**TASK OBJECTIVE:** Scan the lines below for the string "Laughorn" and report how many lines contain it, giving only the number.

**INPUT MATERIAL:**
__________
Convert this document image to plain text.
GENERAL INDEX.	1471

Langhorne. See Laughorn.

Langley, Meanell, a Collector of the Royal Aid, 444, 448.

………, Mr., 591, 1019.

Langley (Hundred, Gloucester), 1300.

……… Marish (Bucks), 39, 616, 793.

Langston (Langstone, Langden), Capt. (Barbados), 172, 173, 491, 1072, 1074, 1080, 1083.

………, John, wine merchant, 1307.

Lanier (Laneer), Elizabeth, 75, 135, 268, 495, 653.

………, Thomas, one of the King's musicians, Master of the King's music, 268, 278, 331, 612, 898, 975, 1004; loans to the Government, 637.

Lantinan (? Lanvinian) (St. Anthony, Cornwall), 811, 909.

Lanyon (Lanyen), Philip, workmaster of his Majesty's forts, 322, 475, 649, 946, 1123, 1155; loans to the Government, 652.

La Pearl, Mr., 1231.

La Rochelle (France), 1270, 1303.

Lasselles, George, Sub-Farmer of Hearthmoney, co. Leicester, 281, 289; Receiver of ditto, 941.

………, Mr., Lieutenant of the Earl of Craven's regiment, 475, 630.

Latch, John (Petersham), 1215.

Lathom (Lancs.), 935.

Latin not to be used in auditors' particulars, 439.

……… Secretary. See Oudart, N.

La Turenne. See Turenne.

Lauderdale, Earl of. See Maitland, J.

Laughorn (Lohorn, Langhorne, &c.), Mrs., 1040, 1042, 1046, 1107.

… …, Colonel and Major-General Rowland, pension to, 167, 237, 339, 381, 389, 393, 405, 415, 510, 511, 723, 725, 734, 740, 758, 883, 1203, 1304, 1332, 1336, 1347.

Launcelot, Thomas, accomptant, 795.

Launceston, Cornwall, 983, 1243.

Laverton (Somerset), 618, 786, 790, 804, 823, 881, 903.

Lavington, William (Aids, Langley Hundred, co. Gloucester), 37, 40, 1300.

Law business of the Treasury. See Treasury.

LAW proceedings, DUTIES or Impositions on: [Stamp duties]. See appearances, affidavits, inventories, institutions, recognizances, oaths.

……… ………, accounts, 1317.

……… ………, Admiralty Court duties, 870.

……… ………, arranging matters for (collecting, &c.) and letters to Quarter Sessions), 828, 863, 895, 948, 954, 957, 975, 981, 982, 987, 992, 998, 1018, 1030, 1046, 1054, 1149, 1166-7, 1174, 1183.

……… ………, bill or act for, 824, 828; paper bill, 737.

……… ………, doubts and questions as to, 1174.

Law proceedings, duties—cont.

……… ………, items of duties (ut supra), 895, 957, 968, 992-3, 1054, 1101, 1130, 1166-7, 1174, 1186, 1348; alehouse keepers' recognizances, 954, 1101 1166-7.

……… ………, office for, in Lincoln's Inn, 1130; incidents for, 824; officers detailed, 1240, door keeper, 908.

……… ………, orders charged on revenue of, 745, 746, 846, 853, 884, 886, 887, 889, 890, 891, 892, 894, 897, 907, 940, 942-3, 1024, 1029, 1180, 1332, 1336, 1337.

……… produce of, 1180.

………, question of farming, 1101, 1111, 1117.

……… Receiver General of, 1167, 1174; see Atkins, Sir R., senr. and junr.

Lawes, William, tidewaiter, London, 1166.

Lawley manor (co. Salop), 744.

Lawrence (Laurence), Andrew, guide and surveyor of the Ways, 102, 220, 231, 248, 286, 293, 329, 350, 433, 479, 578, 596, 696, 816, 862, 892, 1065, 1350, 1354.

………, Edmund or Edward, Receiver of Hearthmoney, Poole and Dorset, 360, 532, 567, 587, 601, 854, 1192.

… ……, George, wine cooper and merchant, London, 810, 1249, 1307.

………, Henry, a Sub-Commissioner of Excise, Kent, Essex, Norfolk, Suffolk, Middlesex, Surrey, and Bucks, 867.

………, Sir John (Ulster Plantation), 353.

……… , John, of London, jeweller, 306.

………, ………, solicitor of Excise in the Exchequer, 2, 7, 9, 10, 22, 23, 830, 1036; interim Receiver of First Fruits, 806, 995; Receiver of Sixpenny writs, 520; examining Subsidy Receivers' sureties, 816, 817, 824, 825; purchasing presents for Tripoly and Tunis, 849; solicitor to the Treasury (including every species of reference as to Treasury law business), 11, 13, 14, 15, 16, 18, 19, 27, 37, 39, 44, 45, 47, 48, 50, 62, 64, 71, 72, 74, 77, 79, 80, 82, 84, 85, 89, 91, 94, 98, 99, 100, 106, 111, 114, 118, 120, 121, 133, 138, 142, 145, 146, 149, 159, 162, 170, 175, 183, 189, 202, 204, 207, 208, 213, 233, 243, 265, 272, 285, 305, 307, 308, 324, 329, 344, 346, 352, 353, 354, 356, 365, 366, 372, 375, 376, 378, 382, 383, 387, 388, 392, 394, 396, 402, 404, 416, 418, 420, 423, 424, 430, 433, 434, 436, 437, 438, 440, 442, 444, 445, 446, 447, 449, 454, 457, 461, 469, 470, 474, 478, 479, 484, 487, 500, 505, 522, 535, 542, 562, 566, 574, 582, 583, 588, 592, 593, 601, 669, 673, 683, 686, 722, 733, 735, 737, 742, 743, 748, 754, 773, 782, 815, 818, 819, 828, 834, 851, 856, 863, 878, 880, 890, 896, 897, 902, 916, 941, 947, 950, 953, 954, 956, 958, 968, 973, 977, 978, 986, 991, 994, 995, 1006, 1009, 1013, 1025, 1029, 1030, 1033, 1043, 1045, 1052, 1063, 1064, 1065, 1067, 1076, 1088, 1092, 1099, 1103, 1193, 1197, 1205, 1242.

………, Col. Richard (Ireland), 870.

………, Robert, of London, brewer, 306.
__________
**REPLY TO THE EXERCISE:** 2